-- Task objective --
The listing below is to be output in its exact form.

Extracted data entries

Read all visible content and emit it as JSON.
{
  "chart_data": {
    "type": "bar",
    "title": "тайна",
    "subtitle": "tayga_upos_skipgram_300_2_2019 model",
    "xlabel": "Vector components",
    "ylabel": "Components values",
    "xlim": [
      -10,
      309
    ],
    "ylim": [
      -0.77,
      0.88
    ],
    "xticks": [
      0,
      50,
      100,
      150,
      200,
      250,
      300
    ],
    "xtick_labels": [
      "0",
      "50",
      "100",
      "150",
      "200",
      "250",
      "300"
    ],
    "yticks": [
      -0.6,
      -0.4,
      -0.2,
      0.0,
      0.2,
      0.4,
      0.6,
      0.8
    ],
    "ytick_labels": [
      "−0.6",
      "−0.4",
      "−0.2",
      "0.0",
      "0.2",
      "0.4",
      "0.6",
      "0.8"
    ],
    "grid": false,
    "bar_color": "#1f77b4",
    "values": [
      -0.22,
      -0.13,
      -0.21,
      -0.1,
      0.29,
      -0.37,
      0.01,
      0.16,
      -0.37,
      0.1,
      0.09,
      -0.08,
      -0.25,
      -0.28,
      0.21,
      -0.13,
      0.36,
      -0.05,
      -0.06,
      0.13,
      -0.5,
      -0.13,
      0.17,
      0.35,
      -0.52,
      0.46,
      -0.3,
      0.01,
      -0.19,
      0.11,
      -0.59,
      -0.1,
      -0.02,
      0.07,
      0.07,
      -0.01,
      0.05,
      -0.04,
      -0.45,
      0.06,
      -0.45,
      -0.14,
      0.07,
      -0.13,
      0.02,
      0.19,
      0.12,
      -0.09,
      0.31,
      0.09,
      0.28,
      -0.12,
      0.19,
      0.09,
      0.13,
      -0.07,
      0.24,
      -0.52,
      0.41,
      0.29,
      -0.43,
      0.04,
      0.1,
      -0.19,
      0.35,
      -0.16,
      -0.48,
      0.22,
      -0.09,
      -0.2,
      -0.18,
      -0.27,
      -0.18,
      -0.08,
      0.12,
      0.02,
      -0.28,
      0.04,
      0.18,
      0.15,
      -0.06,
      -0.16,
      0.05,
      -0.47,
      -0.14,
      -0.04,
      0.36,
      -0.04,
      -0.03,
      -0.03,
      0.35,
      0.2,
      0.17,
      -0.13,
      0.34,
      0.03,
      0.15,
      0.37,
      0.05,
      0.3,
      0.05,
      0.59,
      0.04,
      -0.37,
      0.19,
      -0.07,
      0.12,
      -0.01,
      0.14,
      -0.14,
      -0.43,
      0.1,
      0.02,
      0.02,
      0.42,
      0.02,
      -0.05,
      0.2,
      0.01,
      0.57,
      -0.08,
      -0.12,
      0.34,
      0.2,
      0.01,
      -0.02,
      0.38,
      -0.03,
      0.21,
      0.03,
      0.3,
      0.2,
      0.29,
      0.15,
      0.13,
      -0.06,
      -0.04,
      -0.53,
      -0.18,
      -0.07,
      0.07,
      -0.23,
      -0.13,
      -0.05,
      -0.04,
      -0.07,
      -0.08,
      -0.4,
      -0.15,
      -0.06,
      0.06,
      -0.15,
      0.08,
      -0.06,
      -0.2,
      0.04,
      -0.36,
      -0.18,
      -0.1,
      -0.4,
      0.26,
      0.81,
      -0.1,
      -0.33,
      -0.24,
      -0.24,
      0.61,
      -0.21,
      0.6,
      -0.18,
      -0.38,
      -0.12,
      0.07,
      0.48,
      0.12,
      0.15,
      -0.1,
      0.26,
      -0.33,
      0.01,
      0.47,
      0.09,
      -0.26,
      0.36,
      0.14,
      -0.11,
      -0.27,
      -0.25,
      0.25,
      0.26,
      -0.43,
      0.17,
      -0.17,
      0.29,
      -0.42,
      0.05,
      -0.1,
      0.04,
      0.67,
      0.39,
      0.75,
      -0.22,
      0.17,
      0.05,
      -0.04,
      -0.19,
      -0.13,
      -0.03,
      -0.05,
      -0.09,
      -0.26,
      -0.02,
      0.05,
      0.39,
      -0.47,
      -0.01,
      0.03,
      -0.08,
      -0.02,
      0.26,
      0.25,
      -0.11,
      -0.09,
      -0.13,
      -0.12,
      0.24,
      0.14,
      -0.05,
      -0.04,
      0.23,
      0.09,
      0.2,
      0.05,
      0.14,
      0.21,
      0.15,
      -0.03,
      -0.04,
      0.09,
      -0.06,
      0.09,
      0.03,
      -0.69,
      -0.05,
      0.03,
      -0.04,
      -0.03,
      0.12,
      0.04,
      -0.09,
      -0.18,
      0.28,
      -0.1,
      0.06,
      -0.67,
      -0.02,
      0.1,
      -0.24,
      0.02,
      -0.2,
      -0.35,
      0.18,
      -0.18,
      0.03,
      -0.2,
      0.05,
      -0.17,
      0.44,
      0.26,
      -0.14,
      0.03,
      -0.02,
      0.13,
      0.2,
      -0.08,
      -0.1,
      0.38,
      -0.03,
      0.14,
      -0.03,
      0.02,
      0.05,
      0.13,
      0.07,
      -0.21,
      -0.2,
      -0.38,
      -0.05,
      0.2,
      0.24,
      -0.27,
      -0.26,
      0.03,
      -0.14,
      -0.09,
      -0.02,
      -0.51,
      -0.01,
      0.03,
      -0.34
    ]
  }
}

-- The answer --
Read all visible content and emit it as JSON.
{
  "chart_data": {
    "type": "bar",
    "title": "тайна",
    "subtitle": "tayga_upos_skipgram_300_2_2019 model",
    "xlabel": "Vector components",
    "ylabel": "Components values",
    "xlim": [
      -10,
      309
    ],
    "ylim": [
      -0.77,
      0.88
    ],
    "xticks": [
      0,
      50,
      100,
      150,
      200,
      250,
      300
    ],
    "xtick_labels": [
      "0",
      "50",
      "100",
      "150",
      "200",
      "250",
      "300"
    ],
    "yticks": [
      -0.6,
      -0.4,
      -0.2,
      0.0,
      0.2,
      0.4,
      0.6,
      0.8
    ],
    "ytick_labels": [
      "−0.6",
      "−0.4",
      "−0.2",
      "0.0",
      "0.2",
      "0.4",
      "0.6",
      "0.8"
    ],
    "grid": false,
    "bar_color": "#1f77b4",
    "values": [
      -0.22,
      -0.13,
      -0.21,
      -0.1,
      0.29,
      -0.37,
      0.01,
      0.16,
      -0.37,
      0.1,
      0.09,
      -0.08,
      -0.25,
      -0.28,
      0.21,
      -0.13,
      0.36,
      -0.05,
      -0.06,
      0.13,
      -0.5,
      -0.13,
      0.17,
      0.35,
      -0.52,
      0.46,
      -0.3,
      0.01,
      -0.19,
      0.11,
      -0.59,
      -0.1,
      -0.02,
      0.07,
      0.07,
      -0.01,
      0.05,
      -0.04,
      -0.45,
      0.06,
      -0.45,
      -0.14,
      0.07,
      -0.13,
      0.02,
      0.19,
      0.12,
      -0.09,
      0.31,
      0.09,
      0.28,
      -0.12,
      0.19,
      0.09,
      0.13,
      -0.07,
      0.24,
      -0.52,
      0.41,
      0.29,
      -0.43,
      0.04,
      0.1,
      -0.19,
      0.35,
      -0.16,
      -0.48,
      0.22,
      -0.09,
      -0.2,
      -0.18,
      -0.27,
      -0.18,
      -0.08,
      0.12,
      0.02,
      -0.28,
      0.04,
      0.18,
      0.15,
      -0.06,
      -0.16,
      0.05,
      -0.47,
      -0.14,
      -0.04,
      0.36,
      -0.04,
      -0.03,
      -0.03,
      0.35,
      0.2,
      0.17,
      -0.13,
      0.34,
      0.03,
      0.15,
      0.37,
      0.05,
      0.3,
      0.05,
      0.59,
      0.04,
      -0.37,
      0.19,
      -0.07,
      0.12,
      -0.01,
      0.14,
      -0.14,
      -0.43,
      0.1,
      0.02,
      0.02,
      0.42,
      0.02,
      -0.05,
      0.2,
      0.01,
      0.57,
      -0.08,
      -0.12,
      0.34,
      0.2,
      0.01,
      -0.02,
      0.38,
      -0.03,
      0.21,
      0.03,
      0.3,
      0.2,
      0.29,
      0.15,
      0.13,
      -0.06,
      -0.04,
      -0.53,
      -0.18,
      -0.07,
      0.07,
      -0.23,
      -0.13,
      -0.05,
      -0.04,
      -0.07,
      -0.08,
      -0.4,
      -0.15,
      -0.06,
      0.06,
      -0.15,
      0.08,
      -0.06,
      -0.2,
      0.04,
      -0.36,
      -0.18,
      -0.1,
      -0.4,
      0.26,
      0.81,
      -0.1,
      -0.33,
      -0.24,
      -0.24,
      0.61,
      -0.21,
      0.6,
      -0.18,
      -0.38,
      -0.12,
      0.07,
      0.48,
      0.12,
      0.15,
      -0.1,
      0.26,
      -0.33,
      0.01,
      0.47,
      0.09,
      -0.26,
      0.36,
      0.14,
      -0.11,
      -0.27,
      -0.25,
      0.25,
      0.26,
      -0.43,
      0.17,
      -0.17,
      0.29,
      -0.42,
      0.05,
      -0.1,
      0.04,
      0.67,
      0.39,
      0.75,
      -0.22,
      0.17,
      0.05,
      -0.04,
      -0.19,
      -0.13,
      -0.03,
      -0.05,
      -0.09,
      -0.26,
      -0.02,
      0.05,
      0.39,
      -0.47,
      -0.01,
      0.03,
      -0.08,
      -0.02,
      0.26,
      0.25,
      -0.11,
      -0.09,
      -0.13,
      -0.12,
      0.24,
      0.14,
      -0.05,
      -0.04,
      0.23,
      0.09,
      0.2,
      0.05,
      0.14,
      0.21,
      0.15,
      -0.03,
      -0.04,
      0.09,
      -0.06,
      0.09,
      0.03,
      -0.69,
      -0.05,
      0.03,
      -0.04,
      -0.03,
      0.12,
      0.04,
      -0.09,
      -0.18,
      0.28,
      -0.1,
      0.06,
      -0.67,
      -0.02,
      0.1,
      -0.24,
      0.02,
      -0.2,
      -0.35,
      0.18,
      -0.18,
      0.03,
      -0.2,
      0.05,
      -0.17,
      0.44,
      0.26,
      -0.14,
      0.03,
      -0.02,
      0.13,
      0.2,
      -0.08,
      -0.1,
      0.38,
      -0.03,
      0.14,
      -0.03,
      0.02,
      0.05,
      0.13,
      0.07,
      -0.21,
      -0.2,
      -0.38,
      -0.05,
      0.2,
      0.24,
      -0.27,
      -0.26,
      0.03,
      -0.14,
      -0.09,
      -0.02,
      -0.51,
      -0.01,
      0.03,
      -0.34
    ]
  }
}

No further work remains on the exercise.